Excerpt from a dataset
==========

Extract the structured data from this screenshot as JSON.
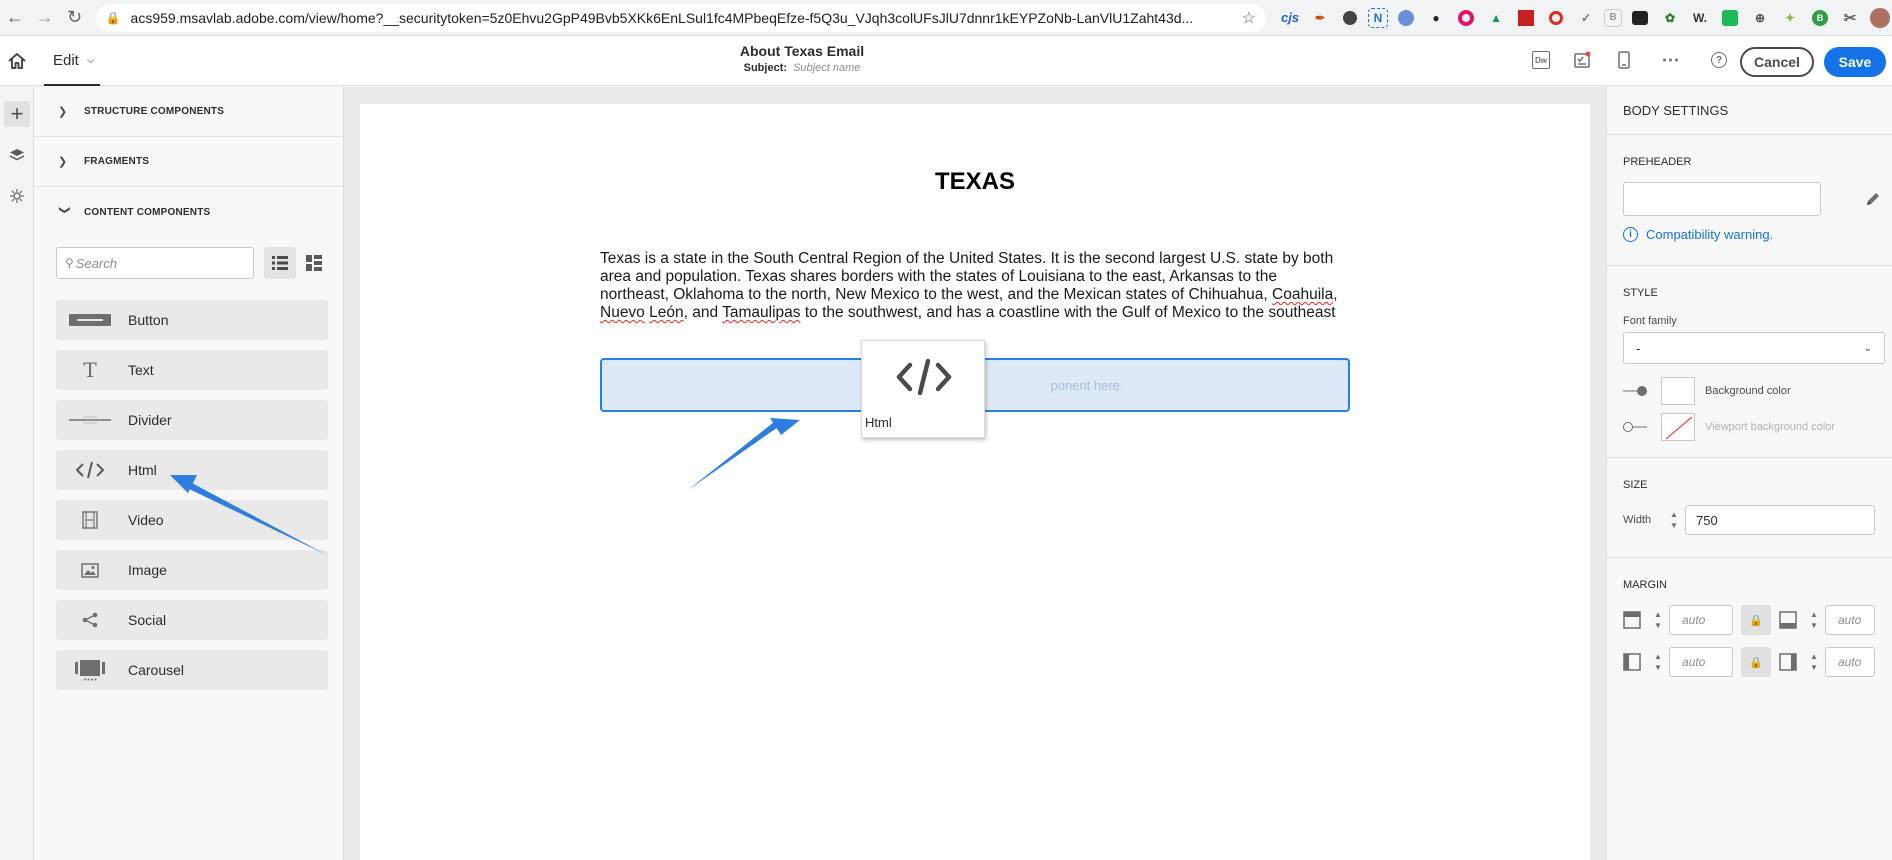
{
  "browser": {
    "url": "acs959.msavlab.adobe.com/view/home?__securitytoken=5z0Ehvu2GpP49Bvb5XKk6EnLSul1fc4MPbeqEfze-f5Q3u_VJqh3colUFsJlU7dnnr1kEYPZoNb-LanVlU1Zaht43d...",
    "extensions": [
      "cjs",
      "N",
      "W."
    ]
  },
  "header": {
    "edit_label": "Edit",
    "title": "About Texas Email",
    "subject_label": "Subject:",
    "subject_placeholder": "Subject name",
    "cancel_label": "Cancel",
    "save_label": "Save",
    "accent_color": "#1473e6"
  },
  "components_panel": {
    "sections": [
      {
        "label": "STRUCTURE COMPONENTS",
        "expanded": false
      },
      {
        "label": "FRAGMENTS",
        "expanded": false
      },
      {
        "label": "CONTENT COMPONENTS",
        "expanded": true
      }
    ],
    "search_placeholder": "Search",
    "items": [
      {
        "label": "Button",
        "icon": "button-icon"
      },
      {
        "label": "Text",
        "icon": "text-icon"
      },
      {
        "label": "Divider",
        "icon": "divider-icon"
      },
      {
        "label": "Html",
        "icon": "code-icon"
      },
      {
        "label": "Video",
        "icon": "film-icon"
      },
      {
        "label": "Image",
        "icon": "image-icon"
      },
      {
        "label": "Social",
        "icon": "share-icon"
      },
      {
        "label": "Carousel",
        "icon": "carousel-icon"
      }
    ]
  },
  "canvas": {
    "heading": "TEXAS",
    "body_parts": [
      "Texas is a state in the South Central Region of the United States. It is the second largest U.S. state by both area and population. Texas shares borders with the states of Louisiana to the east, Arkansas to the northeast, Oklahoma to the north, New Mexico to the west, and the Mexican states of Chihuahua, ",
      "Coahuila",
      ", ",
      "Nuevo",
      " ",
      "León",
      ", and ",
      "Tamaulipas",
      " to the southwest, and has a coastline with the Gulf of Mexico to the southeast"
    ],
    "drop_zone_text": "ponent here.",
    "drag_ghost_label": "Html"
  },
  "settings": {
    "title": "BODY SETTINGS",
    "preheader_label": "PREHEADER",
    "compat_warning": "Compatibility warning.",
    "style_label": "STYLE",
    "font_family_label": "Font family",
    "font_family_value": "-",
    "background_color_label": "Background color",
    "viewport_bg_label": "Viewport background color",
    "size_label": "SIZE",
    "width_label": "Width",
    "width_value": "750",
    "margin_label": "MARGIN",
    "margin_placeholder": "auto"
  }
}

==========

- [Aim]:
Copy out all the data exactly; skip the pictures.

- [Solution to this exercise]:
Extract the structured data from this screenshot as JSON.
{
  "browser": {
    "url": "acs959.msavlab.adobe.com/view/home?__securitytoken=5z0Ehvu2GpP49Bvb5XKk6EnLSul1fc4MPbeqEfze-f5Q3u_VJqh3colUFsJlU7dnnr1kEYPZoNb-LanVlU1Zaht43d...",
    "extensions": [
      "cjs",
      "N",
      "W."
    ]
  },
  "header": {
    "edit_label": "Edit",
    "title": "About Texas Email",
    "subject_label": "Subject:",
    "subject_placeholder": "Subject name",
    "cancel_label": "Cancel",
    "save_label": "Save",
    "accent_color": "#1473e6"
  },
  "components_panel": {
    "sections": [
      {
        "label": "STRUCTURE COMPONENTS",
        "expanded": false
      },
      {
        "label": "FRAGMENTS",
        "expanded": false
      },
      {
        "label": "CONTENT COMPONENTS",
        "expanded": true
      }
    ],
    "search_placeholder": "Search",
    "items": [
      {
        "label": "Button",
        "icon": "button-icon"
      },
      {
        "label": "Text",
        "icon": "text-icon"
      },
      {
        "label": "Divider",
        "icon": "divider-icon"
      },
      {
        "label": "Html",
        "icon": "code-icon"
      },
      {
        "label": "Video",
        "icon": "film-icon"
      },
      {
        "label": "Image",
        "icon": "image-icon"
      },
      {
        "label": "Social",
        "icon": "share-icon"
      },
      {
        "label": "Carousel",
        "icon": "carousel-icon"
      }
    ]
  },
  "canvas": {
    "heading": "TEXAS",
    "body_parts": [
      "Texas is a state in the South Central Region of the United States. It is the second largest U.S. state by both area and population. Texas shares borders with the states of Louisiana to the east, Arkansas to the northeast, Oklahoma to the north, New Mexico to the west, and the Mexican states of Chihuahua, ",
      "Coahuila",
      ", ",
      "Nuevo",
      " ",
      "León",
      ", and ",
      "Tamaulipas",
      " to the southwest, and has a coastline with the Gulf of Mexico to the southeast"
    ],
    "drop_zone_text": "ponent here.",
    "drag_ghost_label": "Html"
  },
  "settings": {
    "title": "BODY SETTINGS",
    "preheader_label": "PREHEADER",
    "compat_warning": "Compatibility warning.",
    "style_label": "STYLE",
    "font_family_label": "Font family",
    "font_family_value": "-",
    "background_color_label": "Background color",
    "viewport_bg_label": "Viewport background color",
    "size_label": "SIZE",
    "width_label": "Width",
    "width_value": "750",
    "margin_label": "MARGIN",
    "margin_placeholder": "auto"
  }
}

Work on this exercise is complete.